[Dataset items]
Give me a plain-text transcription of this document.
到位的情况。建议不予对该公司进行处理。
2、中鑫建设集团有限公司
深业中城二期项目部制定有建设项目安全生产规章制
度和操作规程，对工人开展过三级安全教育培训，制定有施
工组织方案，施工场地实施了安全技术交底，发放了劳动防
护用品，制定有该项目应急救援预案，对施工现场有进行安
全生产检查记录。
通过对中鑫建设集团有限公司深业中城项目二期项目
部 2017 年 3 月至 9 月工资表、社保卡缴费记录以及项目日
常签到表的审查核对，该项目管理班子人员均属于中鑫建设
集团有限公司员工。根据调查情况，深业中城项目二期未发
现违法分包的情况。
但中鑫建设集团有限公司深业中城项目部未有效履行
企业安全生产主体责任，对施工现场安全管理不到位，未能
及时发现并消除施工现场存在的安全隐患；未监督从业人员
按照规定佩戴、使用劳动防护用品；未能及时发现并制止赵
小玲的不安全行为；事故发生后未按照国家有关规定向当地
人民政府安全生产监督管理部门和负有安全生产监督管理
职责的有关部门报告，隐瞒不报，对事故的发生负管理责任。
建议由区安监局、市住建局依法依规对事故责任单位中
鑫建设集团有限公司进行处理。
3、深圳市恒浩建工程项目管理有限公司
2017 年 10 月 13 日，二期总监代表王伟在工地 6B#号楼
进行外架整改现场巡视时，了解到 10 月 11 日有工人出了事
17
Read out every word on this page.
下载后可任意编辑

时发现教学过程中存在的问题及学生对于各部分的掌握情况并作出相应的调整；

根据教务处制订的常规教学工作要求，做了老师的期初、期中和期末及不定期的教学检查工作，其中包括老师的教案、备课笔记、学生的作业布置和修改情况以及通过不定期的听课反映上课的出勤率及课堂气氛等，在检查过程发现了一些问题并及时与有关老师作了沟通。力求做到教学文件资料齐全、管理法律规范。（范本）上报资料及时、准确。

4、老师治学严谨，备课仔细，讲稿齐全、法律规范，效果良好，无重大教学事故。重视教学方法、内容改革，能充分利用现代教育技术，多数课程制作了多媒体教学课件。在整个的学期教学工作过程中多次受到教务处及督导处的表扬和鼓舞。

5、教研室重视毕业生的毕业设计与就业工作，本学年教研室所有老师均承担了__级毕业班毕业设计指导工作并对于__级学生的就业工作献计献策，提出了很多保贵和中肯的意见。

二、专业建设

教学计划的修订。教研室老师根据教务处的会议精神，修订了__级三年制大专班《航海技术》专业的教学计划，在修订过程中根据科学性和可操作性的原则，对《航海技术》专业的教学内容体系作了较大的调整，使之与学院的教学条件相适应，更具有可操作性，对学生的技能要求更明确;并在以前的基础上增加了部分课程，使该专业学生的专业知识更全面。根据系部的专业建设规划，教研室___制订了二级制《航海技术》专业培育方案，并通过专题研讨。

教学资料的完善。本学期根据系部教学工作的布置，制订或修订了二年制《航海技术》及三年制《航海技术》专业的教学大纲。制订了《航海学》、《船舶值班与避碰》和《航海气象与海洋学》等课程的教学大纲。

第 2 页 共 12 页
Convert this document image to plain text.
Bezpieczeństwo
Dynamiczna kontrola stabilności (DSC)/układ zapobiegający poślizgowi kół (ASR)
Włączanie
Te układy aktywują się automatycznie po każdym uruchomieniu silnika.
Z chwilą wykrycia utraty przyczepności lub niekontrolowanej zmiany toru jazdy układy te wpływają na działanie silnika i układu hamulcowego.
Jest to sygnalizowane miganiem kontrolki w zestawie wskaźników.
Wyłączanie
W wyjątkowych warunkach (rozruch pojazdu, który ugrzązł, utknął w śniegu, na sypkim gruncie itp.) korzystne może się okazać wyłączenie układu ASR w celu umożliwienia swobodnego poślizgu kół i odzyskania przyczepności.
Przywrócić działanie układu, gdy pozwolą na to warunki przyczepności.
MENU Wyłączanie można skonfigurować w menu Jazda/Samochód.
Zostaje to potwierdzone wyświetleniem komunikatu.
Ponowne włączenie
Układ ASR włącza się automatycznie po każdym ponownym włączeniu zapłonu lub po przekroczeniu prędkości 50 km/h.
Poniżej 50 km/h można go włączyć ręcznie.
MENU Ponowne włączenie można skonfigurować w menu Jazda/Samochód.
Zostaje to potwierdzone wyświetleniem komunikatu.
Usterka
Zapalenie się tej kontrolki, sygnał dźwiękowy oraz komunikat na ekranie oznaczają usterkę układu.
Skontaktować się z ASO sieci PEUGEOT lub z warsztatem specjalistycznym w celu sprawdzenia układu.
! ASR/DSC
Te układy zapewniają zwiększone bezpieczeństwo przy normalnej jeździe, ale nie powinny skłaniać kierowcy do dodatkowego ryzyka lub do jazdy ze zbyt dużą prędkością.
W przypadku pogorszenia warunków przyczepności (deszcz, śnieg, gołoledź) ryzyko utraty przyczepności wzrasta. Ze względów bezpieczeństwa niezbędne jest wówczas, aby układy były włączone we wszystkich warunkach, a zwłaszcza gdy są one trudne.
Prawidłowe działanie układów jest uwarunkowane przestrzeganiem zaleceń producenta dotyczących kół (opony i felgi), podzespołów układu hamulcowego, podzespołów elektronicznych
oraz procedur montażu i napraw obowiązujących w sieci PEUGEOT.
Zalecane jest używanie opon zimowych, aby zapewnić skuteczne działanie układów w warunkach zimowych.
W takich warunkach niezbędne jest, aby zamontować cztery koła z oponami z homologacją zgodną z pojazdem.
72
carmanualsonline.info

> **Requirements**
Which lines hold the string "PEUGEOT"? Copy all of them from the data above.

> **Response below**
Skontaktować się z ASO sieci PEUGEOT lub z warsztatem specjalistycznym w celu sprawdzenia układu.
oraz procedur montażu i napraw obowiązujących w sieci PEUGEOT.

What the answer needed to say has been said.